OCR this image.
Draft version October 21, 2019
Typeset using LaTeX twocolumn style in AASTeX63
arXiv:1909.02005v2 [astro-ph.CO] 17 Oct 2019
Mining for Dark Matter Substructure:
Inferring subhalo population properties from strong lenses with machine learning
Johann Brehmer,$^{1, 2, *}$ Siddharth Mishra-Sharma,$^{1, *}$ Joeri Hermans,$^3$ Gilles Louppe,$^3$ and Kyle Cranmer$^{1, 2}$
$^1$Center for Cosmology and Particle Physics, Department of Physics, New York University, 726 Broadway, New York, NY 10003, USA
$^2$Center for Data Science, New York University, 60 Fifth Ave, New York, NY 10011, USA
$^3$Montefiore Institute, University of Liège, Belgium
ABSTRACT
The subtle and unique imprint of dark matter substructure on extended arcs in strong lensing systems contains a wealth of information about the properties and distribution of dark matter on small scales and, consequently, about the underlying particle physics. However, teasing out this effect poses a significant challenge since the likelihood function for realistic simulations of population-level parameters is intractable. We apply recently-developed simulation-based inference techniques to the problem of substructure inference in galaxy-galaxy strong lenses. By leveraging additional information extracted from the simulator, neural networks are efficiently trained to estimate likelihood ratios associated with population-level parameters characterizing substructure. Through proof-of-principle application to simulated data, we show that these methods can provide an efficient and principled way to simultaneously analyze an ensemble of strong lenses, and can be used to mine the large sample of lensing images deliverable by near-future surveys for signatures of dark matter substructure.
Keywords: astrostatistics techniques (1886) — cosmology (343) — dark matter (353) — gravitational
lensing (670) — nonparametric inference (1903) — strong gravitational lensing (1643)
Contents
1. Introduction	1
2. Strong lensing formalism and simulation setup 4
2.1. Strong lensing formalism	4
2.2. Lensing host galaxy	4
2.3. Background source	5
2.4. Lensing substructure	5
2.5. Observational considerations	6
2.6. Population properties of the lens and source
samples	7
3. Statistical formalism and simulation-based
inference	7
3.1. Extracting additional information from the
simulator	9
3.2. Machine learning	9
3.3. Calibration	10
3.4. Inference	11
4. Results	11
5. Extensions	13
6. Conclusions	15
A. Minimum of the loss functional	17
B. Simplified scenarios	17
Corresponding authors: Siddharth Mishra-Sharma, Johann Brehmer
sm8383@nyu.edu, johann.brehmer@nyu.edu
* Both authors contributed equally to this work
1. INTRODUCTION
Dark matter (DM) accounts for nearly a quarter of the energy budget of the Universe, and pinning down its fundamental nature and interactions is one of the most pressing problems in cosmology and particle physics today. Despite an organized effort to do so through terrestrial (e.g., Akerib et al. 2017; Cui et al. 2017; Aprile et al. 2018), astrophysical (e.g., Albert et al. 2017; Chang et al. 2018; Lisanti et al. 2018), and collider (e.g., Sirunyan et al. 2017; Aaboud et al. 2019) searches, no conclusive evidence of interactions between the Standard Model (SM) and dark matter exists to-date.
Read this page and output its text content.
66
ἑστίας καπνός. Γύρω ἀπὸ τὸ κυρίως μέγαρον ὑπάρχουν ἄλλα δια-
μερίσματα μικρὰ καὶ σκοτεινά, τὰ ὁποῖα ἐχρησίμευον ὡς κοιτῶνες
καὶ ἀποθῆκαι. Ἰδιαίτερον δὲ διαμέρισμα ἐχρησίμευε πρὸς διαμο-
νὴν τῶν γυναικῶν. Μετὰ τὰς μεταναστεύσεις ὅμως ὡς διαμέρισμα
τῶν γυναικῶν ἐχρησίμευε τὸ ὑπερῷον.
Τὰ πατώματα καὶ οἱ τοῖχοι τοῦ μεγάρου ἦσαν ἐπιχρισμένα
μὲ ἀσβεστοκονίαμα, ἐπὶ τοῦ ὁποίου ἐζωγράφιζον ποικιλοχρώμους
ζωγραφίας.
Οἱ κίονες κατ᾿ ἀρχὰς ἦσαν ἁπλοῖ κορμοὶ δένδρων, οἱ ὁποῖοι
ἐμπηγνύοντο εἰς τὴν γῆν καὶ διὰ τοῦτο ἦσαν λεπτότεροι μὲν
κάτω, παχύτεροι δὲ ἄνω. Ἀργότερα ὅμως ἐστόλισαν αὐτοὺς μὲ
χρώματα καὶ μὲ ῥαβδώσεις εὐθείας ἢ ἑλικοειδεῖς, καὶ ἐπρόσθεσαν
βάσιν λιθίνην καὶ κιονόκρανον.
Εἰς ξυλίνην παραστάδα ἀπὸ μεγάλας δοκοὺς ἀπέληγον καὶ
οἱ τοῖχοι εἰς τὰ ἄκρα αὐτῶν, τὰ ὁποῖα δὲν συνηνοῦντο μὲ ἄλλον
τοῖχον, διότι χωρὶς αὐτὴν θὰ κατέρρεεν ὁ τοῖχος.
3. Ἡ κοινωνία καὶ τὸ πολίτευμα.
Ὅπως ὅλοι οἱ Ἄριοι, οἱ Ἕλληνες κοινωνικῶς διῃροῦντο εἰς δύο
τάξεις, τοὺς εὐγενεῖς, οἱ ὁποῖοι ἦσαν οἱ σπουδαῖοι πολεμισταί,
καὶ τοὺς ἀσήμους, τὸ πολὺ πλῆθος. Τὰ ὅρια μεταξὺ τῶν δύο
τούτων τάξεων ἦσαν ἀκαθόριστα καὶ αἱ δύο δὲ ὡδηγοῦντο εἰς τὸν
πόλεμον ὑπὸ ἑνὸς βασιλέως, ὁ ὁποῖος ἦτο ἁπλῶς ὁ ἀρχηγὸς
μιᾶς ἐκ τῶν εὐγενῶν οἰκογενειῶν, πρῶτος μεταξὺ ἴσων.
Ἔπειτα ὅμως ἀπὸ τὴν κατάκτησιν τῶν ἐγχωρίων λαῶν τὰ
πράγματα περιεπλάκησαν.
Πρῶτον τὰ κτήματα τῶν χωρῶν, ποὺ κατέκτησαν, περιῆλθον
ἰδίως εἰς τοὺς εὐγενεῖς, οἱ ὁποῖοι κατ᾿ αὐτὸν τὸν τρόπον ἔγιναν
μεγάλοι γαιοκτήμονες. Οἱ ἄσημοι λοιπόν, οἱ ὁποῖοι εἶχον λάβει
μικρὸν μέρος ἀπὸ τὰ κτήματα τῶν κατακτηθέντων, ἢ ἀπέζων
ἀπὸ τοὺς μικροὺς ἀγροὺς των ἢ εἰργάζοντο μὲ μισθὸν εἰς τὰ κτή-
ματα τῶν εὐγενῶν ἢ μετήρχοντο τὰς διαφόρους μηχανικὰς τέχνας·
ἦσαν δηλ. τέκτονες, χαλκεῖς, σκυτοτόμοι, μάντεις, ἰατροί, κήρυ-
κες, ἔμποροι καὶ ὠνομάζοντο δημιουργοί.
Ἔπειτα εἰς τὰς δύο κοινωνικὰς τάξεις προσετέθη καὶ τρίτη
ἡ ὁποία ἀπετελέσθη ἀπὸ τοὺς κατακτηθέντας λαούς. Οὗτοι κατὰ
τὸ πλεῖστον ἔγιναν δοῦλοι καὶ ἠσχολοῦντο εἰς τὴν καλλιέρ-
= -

════════════════

Set all of the entries down again, exactly as they were given.

OUTPUT.
OCR this image.
Draft version October 21, 2019
Typeset using LaTeX twocolumn style in AASTeX63
arXiv:1909.02005v2 [astro-ph.CO] 17 Oct 2019
Mining for Dark Matter Substructure:
Inferring subhalo population properties from strong lenses with machine learning
Johann Brehmer,$^{1, 2, *}$ Siddharth Mishra-Sharma,$^{1, *}$ Joeri Hermans,$^3$ Gilles Louppe,$^3$ and Kyle Cranmer$^{1, 2}$
$^1$Center for Cosmology and Particle Physics, Department of Physics, New York University, 726 Broadway, New York, NY 10003, USA
$^2$Center for Data Science, New York University, 60 Fifth Ave, New York, NY 10011, USA
$^3$Montefiore Institute, University of Liège, Belgium
ABSTRACT
The subtle and unique imprint of dark matter substructure on extended arcs in strong lensing systems contains a wealth of information about the properties and distribution of dark matter on small scales and, consequently, about the underlying particle physics. However, teasing out this effect poses a significant challenge since the likelihood function for realistic simulations of population-level parameters is intractable. We apply recently-developed simulation-based inference techniques to the problem of substructure inference in galaxy-galaxy strong lenses. By leveraging additional information extracted from the simulator, neural networks are efficiently trained to estimate likelihood ratios associated with population-level parameters characterizing substructure. Through proof-of-principle application to simulated data, we show that these methods can provide an efficient and principled way to simultaneously analyze an ensemble of strong lenses, and can be used to mine the large sample of lensing images deliverable by near-future surveys for signatures of dark matter substructure.
Keywords: astrostatistics techniques (1886) — cosmology (343) — dark matter (353) — gravitational
lensing (670) — nonparametric inference (1903) — strong gravitational lensing (1643)
Contents
1. Introduction	1
2. Strong lensing formalism and simulation setup 4
2.1. Strong lensing formalism	4
2.2. Lensing host galaxy	4
2.3. Background source	5
2.4. Lensing substructure	5
2.5. Observational considerations	6
2.6. Population properties of the lens and source
samples	7
3. Statistical formalism and simulation-based
inference	7
3.1. Extracting additional information from the
simulator	9
3.2. Machine learning	9
3.3. Calibration	10
3.4. Inference	11
4. Results	11
5. Extensions	13
6. Conclusions	15
A. Minimum of the loss functional	17
B. Simplified scenarios	17
Corresponding authors: Siddharth Mishra-Sharma, Johann Brehmer
sm8383@nyu.edu, johann.brehmer@nyu.edu
* Both authors contributed equally to this work
1. INTRODUCTION
Dark matter (DM) accounts for nearly a quarter of the energy budget of the Universe, and pinning down its fundamental nature and interactions is one of the most pressing problems in cosmology and particle physics today. Despite an organized effort to do so through terrestrial (e.g., Akerib et al. 2017; Cui et al. 2017; Aprile et al. 2018), astrophysical (e.g., Albert et al. 2017; Chang et al. 2018; Lisanti et al. 2018), and collider (e.g., Sirunyan et al. 2017; Aaboud et al. 2019) searches, no conclusive evidence of interactions between the Standard Model (SM) and dark matter exists to-date.
Read this page and output its text content.
66
ἑστίας καπνός. Γύρω ἀπὸ τὸ κυρίως μέγαρον ὑπάρχουν ἄλλα δια-
μερίσματα μικρὰ καὶ σκοτεινά, τὰ ὁποῖα ἐχρησίμευον ὡς κοιτῶνες
καὶ ἀποθῆκαι. Ἰδιαίτερον δὲ διαμέρισμα ἐχρησίμευε πρὸς διαμο-
νὴν τῶν γυναικῶν. Μετὰ τὰς μεταναστεύσεις ὅμως ὡς διαμέρισμα
τῶν γυναικῶν ἐχρησίμευε τὸ ὑπερῷον.
Τὰ πατώματα καὶ οἱ τοῖχοι τοῦ μεγάρου ἦσαν ἐπιχρισμένα
μὲ ἀσβεστοκονίαμα, ἐπὶ τοῦ ὁποίου ἐζωγράφιζον ποικιλοχρώμους
ζωγραφίας.
Οἱ κίονες κατ᾿ ἀρχὰς ἦσαν ἁπλοῖ κορμοὶ δένδρων, οἱ ὁποῖοι
ἐμπηγνύοντο εἰς τὴν γῆν καὶ διὰ τοῦτο ἦσαν λεπτότεροι μὲν
κάτω, παχύτεροι δὲ ἄνω. Ἀργότερα ὅμως ἐστόλισαν αὐτοὺς μὲ
χρώματα καὶ μὲ ῥαβδώσεις εὐθείας ἢ ἑλικοειδεῖς, καὶ ἐπρόσθεσαν
βάσιν λιθίνην καὶ κιονόκρανον.
Εἰς ξυλίνην παραστάδα ἀπὸ μεγάλας δοκοὺς ἀπέληγον καὶ
οἱ τοῖχοι εἰς τὰ ἄκρα αὐτῶν, τὰ ὁποῖα δὲν συνηνοῦντο μὲ ἄλλον
τοῖχον, διότι χωρὶς αὐτὴν θὰ κατέρρεεν ὁ τοῖχος.
3. Ἡ κοινωνία καὶ τὸ πολίτευμα.
Ὅπως ὅλοι οἱ Ἄριοι, οἱ Ἕλληνες κοινωνικῶς διῃροῦντο εἰς δύο
τάξεις, τοὺς εὐγενεῖς, οἱ ὁποῖοι ἦσαν οἱ σπουδαῖοι πολεμισταί,
καὶ τοὺς ἀσήμους, τὸ πολὺ πλῆθος. Τὰ ὅρια μεταξὺ τῶν δύο
τούτων τάξεων ἦσαν ἀκαθόριστα καὶ αἱ δύο δὲ ὡδηγοῦντο εἰς τὸν
πόλεμον ὑπὸ ἑνὸς βασιλέως, ὁ ὁποῖος ἦτο ἁπλῶς ὁ ἀρχηγὸς
μιᾶς ἐκ τῶν εὐγενῶν οἰκογενειῶν, πρῶτος μεταξὺ ἴσων.
Ἔπειτα ὅμως ἀπὸ τὴν κατάκτησιν τῶν ἐγχωρίων λαῶν τὰ
πράγματα περιεπλάκησαν.
Πρῶτον τὰ κτήματα τῶν χωρῶν, ποὺ κατέκτησαν, περιῆλθον
ἰδίως εἰς τοὺς εὐγενεῖς, οἱ ὁποῖοι κατ᾿ αὐτὸν τὸν τρόπον ἔγιναν
μεγάλοι γαιοκτήμονες. Οἱ ἄσημοι λοιπόν, οἱ ὁποῖοι εἶχον λάβει
μικρὸν μέρος ἀπὸ τὰ κτήματα τῶν κατακτηθέντων, ἢ ἀπέζων
ἀπὸ τοὺς μικροὺς ἀγροὺς των ἢ εἰργάζοντο μὲ μισθὸν εἰς τὰ κτή-
ματα τῶν εὐγενῶν ἢ μετήρχοντο τὰς διαφόρους μηχανικὰς τέχνας·
ἦσαν δηλ. τέκτονες, χαλκεῖς, σκυτοτόμοι, μάντεις, ἰατροί, κήρυ-
κες, ἔμποροι καὶ ὠνομάζοντο δημιουργοί.
Ἔπειτα εἰς τὰς δύο κοινωνικὰς τάξεις προσετέθη καὶ τρίτη
ἡ ὁποία ἀπετελέσθη ἀπὸ τοὺς κατακτηθέντας λαούς. Οὗτοι κατὰ
τὸ πλεῖστον ἔγιναν δοῦλοι καὶ ἠσχολοῦντο εἰς τὴν καλλιέρ-
= -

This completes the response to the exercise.